Collected data entries:

********

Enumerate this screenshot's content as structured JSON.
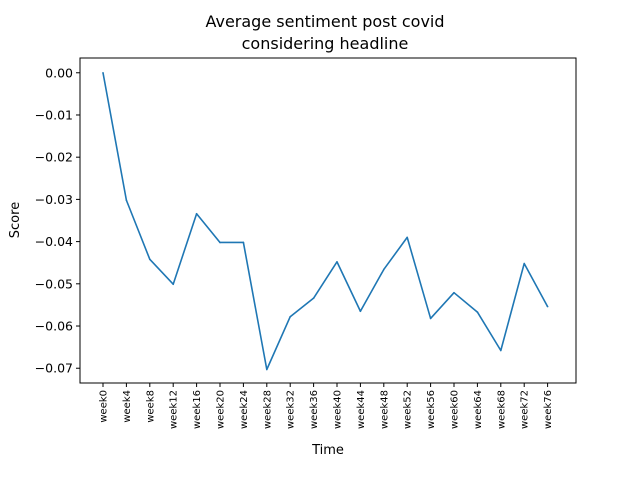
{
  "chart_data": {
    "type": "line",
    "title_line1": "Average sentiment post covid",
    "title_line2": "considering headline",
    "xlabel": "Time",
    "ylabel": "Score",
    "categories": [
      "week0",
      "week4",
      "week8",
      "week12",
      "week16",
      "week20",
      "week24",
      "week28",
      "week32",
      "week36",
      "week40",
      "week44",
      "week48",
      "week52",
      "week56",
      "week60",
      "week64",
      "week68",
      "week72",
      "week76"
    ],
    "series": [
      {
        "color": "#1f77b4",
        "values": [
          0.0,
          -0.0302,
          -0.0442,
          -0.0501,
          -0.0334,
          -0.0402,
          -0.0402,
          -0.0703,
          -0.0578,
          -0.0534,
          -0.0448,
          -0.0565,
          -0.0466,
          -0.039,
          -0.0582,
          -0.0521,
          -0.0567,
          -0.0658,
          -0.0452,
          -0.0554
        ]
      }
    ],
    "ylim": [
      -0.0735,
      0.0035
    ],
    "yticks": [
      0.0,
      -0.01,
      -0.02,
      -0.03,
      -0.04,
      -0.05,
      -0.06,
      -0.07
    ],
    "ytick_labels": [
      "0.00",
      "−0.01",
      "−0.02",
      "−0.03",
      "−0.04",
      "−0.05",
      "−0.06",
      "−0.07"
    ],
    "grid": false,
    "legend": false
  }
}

********

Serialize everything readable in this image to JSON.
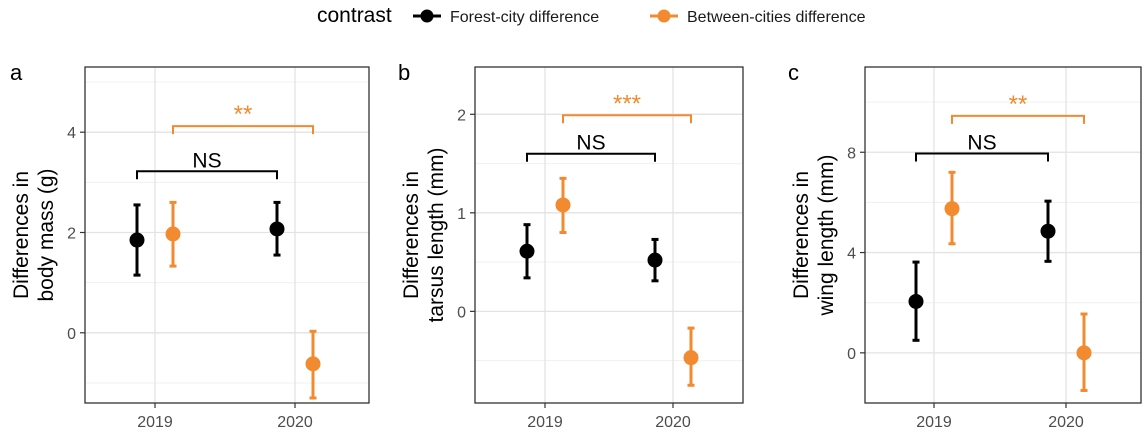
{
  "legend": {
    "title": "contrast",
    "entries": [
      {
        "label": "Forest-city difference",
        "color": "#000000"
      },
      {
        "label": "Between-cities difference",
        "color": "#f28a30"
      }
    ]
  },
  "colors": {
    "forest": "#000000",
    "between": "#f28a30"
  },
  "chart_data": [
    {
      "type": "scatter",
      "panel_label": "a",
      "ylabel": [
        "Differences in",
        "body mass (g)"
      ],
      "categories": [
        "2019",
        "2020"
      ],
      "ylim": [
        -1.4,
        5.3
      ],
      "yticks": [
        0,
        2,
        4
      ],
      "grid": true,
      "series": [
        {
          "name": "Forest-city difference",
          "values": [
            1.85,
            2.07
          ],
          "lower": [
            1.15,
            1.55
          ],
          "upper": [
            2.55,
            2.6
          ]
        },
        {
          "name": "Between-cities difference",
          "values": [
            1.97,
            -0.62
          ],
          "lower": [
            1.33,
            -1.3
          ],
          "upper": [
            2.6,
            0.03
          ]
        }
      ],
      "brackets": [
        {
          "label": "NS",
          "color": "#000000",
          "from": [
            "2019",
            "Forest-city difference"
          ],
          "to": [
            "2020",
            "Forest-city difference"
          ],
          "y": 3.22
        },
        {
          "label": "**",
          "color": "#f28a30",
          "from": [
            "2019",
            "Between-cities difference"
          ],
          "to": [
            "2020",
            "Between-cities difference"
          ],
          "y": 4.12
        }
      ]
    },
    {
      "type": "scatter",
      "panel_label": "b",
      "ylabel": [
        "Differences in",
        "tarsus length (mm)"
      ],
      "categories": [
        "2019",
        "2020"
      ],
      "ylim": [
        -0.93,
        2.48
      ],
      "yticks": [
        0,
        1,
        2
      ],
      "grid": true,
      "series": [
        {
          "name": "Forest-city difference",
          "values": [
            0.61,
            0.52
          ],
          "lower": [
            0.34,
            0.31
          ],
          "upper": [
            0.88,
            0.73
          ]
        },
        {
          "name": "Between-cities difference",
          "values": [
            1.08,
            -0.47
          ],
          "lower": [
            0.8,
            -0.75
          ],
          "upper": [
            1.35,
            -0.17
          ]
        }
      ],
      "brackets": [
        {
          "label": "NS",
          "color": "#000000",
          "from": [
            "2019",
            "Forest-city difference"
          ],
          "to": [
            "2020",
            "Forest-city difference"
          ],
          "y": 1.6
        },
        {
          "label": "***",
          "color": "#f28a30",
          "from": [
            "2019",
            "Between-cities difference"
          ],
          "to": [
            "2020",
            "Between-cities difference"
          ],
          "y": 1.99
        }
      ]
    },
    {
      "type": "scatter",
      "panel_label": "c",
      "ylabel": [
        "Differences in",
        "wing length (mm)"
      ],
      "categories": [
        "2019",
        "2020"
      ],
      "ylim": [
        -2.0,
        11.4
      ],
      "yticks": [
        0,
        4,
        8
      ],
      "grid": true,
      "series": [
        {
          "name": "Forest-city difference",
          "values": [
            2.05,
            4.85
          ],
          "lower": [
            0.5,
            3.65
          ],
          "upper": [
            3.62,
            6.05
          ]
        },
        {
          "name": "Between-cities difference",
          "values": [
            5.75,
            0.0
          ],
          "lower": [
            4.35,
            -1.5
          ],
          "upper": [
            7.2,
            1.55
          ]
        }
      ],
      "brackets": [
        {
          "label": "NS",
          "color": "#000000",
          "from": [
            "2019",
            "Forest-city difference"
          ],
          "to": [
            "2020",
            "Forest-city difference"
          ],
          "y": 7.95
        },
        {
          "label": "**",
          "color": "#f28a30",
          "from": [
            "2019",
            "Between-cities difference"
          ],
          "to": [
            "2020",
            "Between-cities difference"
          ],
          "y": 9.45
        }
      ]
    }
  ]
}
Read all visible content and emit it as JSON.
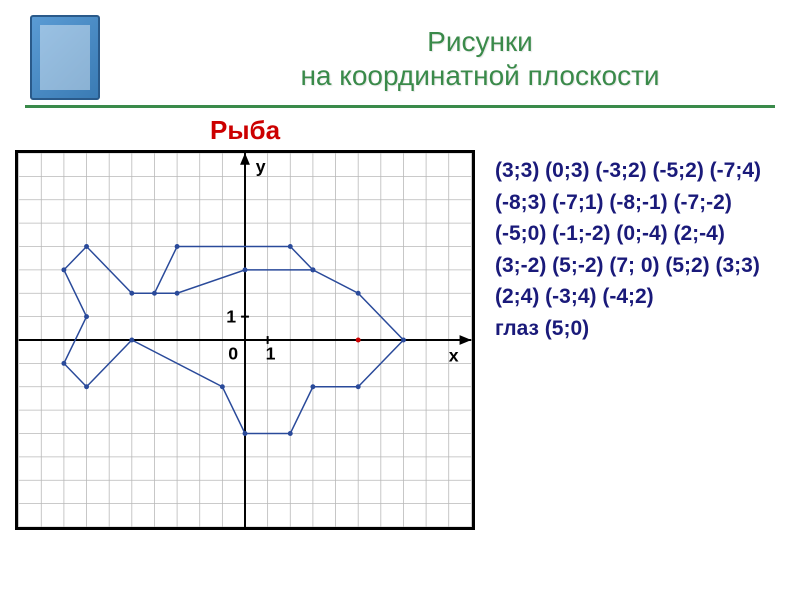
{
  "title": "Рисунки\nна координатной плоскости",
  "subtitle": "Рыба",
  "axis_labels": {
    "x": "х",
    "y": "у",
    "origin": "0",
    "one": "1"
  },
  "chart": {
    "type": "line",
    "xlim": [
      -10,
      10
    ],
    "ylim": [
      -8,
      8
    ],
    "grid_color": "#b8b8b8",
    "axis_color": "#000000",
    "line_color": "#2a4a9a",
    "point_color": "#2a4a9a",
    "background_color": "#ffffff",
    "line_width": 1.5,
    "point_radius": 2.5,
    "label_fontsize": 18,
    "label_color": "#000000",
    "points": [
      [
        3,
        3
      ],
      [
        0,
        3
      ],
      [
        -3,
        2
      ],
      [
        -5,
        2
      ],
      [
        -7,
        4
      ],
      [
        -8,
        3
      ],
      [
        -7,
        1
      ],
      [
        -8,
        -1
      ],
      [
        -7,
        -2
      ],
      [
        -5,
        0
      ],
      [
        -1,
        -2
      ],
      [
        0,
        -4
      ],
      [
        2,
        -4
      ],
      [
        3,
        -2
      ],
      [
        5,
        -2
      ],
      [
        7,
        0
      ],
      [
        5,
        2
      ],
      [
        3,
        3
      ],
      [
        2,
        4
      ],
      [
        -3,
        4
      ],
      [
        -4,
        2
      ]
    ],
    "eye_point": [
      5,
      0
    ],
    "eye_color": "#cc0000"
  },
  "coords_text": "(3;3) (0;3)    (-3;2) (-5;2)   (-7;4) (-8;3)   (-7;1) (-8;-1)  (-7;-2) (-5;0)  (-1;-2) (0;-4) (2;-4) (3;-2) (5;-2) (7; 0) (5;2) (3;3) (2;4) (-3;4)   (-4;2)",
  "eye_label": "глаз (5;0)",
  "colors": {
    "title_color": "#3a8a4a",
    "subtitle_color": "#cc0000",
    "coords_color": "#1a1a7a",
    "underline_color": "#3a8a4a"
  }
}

********

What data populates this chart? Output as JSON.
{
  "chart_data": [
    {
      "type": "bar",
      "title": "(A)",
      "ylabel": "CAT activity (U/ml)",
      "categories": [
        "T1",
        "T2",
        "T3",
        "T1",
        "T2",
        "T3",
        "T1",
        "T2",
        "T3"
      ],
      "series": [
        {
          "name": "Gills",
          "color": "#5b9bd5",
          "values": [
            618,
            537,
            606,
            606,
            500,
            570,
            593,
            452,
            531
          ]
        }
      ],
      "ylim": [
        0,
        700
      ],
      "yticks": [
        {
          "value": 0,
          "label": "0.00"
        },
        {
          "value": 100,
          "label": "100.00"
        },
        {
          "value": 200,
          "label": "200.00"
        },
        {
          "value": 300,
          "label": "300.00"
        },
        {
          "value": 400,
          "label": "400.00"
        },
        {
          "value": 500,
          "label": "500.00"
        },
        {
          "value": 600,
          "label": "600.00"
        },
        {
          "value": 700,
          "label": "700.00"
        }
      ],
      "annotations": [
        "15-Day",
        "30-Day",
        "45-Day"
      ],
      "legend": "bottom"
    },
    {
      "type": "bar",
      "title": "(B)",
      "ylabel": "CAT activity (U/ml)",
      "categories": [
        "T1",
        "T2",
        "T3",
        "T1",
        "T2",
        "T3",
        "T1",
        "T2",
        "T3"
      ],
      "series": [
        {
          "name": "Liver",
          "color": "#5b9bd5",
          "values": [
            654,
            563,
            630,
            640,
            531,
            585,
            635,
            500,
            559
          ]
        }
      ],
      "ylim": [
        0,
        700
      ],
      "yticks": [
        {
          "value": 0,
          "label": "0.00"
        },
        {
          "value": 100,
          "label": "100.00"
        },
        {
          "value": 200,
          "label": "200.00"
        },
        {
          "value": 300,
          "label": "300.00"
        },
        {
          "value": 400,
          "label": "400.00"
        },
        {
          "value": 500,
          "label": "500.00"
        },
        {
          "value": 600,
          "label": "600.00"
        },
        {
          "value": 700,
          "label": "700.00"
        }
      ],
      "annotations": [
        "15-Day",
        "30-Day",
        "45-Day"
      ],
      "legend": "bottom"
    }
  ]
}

********

_Requirements_
State how many lines of the records above contain the word "content", giving only that number.

_Correct answer_
2